[Figure collection entries]
++++++++++
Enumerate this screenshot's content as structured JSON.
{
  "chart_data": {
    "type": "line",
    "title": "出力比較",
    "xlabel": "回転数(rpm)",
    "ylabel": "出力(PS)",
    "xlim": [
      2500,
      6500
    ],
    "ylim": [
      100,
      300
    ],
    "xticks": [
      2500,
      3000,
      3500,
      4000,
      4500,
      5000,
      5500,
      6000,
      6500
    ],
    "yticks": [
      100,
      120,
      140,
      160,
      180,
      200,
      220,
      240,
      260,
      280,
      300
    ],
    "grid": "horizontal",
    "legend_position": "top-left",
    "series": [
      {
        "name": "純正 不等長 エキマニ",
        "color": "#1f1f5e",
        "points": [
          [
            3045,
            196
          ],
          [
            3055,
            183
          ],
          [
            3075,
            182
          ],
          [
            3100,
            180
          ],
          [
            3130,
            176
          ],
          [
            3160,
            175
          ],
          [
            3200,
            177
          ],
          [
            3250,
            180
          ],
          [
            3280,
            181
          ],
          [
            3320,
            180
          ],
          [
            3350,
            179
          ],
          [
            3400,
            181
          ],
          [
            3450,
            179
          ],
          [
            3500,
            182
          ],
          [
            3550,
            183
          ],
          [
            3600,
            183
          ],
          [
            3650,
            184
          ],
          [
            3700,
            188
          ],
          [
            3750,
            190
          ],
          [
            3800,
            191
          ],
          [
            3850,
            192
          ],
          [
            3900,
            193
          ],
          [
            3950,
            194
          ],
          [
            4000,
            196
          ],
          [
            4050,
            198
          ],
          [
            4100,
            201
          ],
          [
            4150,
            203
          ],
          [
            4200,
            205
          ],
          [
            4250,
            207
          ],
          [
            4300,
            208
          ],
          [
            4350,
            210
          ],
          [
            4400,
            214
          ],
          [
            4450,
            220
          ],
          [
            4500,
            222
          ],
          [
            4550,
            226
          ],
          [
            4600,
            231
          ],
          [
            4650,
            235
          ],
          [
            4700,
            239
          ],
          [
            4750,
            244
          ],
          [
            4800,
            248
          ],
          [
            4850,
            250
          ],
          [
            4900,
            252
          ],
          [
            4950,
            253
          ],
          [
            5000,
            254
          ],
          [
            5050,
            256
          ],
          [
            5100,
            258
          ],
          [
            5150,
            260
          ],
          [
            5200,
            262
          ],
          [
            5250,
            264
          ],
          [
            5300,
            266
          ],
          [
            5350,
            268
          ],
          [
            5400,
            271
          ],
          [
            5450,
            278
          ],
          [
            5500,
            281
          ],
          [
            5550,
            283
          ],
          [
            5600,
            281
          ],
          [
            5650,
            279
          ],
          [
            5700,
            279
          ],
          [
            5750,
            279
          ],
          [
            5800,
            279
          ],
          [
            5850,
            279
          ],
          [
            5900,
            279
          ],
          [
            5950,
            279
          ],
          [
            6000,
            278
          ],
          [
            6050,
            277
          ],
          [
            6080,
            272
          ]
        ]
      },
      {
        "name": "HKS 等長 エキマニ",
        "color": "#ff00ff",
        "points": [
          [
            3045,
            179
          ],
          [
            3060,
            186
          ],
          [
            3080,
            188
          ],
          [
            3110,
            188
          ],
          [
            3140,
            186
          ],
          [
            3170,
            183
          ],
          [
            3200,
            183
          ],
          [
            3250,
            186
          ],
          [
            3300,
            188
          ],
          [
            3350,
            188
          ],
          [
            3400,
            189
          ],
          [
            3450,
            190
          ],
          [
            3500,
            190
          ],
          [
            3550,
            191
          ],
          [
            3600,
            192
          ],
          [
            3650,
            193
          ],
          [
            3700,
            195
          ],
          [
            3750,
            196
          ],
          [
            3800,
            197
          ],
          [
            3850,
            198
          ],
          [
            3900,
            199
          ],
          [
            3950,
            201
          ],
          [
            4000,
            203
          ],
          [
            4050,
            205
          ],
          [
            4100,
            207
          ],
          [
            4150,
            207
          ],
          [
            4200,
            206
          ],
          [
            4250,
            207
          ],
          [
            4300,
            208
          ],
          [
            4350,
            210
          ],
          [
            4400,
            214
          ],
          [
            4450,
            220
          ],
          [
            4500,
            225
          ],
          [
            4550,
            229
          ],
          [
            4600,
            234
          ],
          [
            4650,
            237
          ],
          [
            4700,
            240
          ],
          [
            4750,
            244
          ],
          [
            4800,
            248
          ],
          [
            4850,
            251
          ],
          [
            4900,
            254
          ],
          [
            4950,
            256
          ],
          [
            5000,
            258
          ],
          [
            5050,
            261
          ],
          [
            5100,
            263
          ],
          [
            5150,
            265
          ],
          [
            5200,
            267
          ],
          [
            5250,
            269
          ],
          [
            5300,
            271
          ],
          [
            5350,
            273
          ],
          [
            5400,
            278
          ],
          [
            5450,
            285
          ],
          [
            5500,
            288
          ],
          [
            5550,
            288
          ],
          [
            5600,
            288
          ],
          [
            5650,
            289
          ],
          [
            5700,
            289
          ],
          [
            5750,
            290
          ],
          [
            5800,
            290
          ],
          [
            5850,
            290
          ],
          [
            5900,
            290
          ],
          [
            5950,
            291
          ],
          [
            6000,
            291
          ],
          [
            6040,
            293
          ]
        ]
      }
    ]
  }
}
++++++++++
Print all of the entries exactly as they appear.

§ **RESULT OF THIS EXERCISE**
Enumerate this screenshot's content as structured JSON.
{
  "chart_data": {
    "type": "line",
    "title": "出力比較",
    "xlabel": "回転数(rpm)",
    "ylabel": "出力(PS)",
    "xlim": [
      2500,
      6500
    ],
    "ylim": [
      100,
      300
    ],
    "xticks": [
      2500,
      3000,
      3500,
      4000,
      4500,
      5000,
      5500,
      6000,
      6500
    ],
    "yticks": [
      100,
      120,
      140,
      160,
      180,
      200,
      220,
      240,
      260,
      280,
      300
    ],
    "grid": "horizontal",
    "legend_position": "top-left",
    "series": [
      {
        "name": "純正 不等長 エキマニ",
        "color": "#1f1f5e",
        "points": [
          [
            3045,
            196
          ],
          [
            3055,
            183
          ],
          [
            3075,
            182
          ],
          [
            3100,
            180
          ],
          [
            3130,
            176
          ],
          [
            3160,
            175
          ],
          [
            3200,
            177
          ],
          [
            3250,
            180
          ],
          [
            3280,
            181
          ],
          [
            3320,
            180
          ],
          [
            3350,
            179
          ],
          [
            3400,
            181
          ],
          [
            3450,
            179
          ],
          [
            3500,
            182
          ],
          [
            3550,
            183
          ],
          [
            3600,
            183
          ],
          [
            3650,
            184
          ],
          [
            3700,
            188
          ],
          [
            3750,
            190
          ],
          [
            3800,
            191
          ],
          [
            3850,
            192
          ],
          [
            3900,
            193
          ],
          [
            3950,
            194
          ],
          [
            4000,
            196
          ],
          [
            4050,
            198
          ],
          [
            4100,
            201
          ],
          [
            4150,
            203
          ],
          [
            4200,
            205
          ],
          [
            4250,
            207
          ],
          [
            4300,
            208
          ],
          [
            4350,
            210
          ],
          [
            4400,
            214
          ],
          [
            4450,
            220
          ],
          [
            4500,
            222
          ],
          [
            4550,
            226
          ],
          [
            4600,
            231
          ],
          [
            4650,
            235
          ],
          [
            4700,
            239
          ],
          [
            4750,
            244
          ],
          [
            4800,
            248
          ],
          [
            4850,
            250
          ],
          [
            4900,
            252
          ],
          [
            4950,
            253
          ],
          [
            5000,
            254
          ],
          [
            5050,
            256
          ],
          [
            5100,
            258
          ],
          [
            5150,
            260
          ],
          [
            5200,
            262
          ],
          [
            5250,
            264
          ],
          [
            5300,
            266
          ],
          [
            5350,
            268
          ],
          [
            5400,
            271
          ],
          [
            5450,
            278
          ],
          [
            5500,
            281
          ],
          [
            5550,
            283
          ],
          [
            5600,
            281
          ],
          [
            5650,
            279
          ],
          [
            5700,
            279
          ],
          [
            5750,
            279
          ],
          [
            5800,
            279
          ],
          [
            5850,
            279
          ],
          [
            5900,
            279
          ],
          [
            5950,
            279
          ],
          [
            6000,
            278
          ],
          [
            6050,
            277
          ],
          [
            6080,
            272
          ]
        ]
      },
      {
        "name": "HKS 等長 エキマニ",
        "color": "#ff00ff",
        "points": [
          [
            3045,
            179
          ],
          [
            3060,
            186
          ],
          [
            3080,
            188
          ],
          [
            3110,
            188
          ],
          [
            3140,
            186
          ],
          [
            3170,
            183
          ],
          [
            3200,
            183
          ],
          [
            3250,
            186
          ],
          [
            3300,
            188
          ],
          [
            3350,
            188
          ],
          [
            3400,
            189
          ],
          [
            3450,
            190
          ],
          [
            3500,
            190
          ],
          [
            3550,
            191
          ],
          [
            3600,
            192
          ],
          [
            3650,
            193
          ],
          [
            3700,
            195
          ],
          [
            3750,
            196
          ],
          [
            3800,
            197
          ],
          [
            3850,
            198
          ],
          [
            3900,
            199
          ],
          [
            3950,
            201
          ],
          [
            4000,
            203
          ],
          [
            4050,
            205
          ],
          [
            4100,
            207
          ],
          [
            4150,
            207
          ],
          [
            4200,
            206
          ],
          [
            4250,
            207
          ],
          [
            4300,
            208
          ],
          [
            4350,
            210
          ],
          [
            4400,
            214
          ],
          [
            4450,
            220
          ],
          [
            4500,
            225
          ],
          [
            4550,
            229
          ],
          [
            4600,
            234
          ],
          [
            4650,
            237
          ],
          [
            4700,
            240
          ],
          [
            4750,
            244
          ],
          [
            4800,
            248
          ],
          [
            4850,
            251
          ],
          [
            4900,
            254
          ],
          [
            4950,
            256
          ],
          [
            5000,
            258
          ],
          [
            5050,
            261
          ],
          [
            5100,
            263
          ],
          [
            5150,
            265
          ],
          [
            5200,
            267
          ],
          [
            5250,
            269
          ],
          [
            5300,
            271
          ],
          [
            5350,
            273
          ],
          [
            5400,
            278
          ],
          [
            5450,
            285
          ],
          [
            5500,
            288
          ],
          [
            5550,
            288
          ],
          [
            5600,
            288
          ],
          [
            5650,
            289
          ],
          [
            5700,
            289
          ],
          [
            5750,
            290
          ],
          [
            5800,
            290
          ],
          [
            5850,
            290
          ],
          [
            5900,
            290
          ],
          [
            5950,
            291
          ],
          [
            6000,
            291
          ],
          [
            6040,
            293
          ]
        ]
      }
    ]
  }
}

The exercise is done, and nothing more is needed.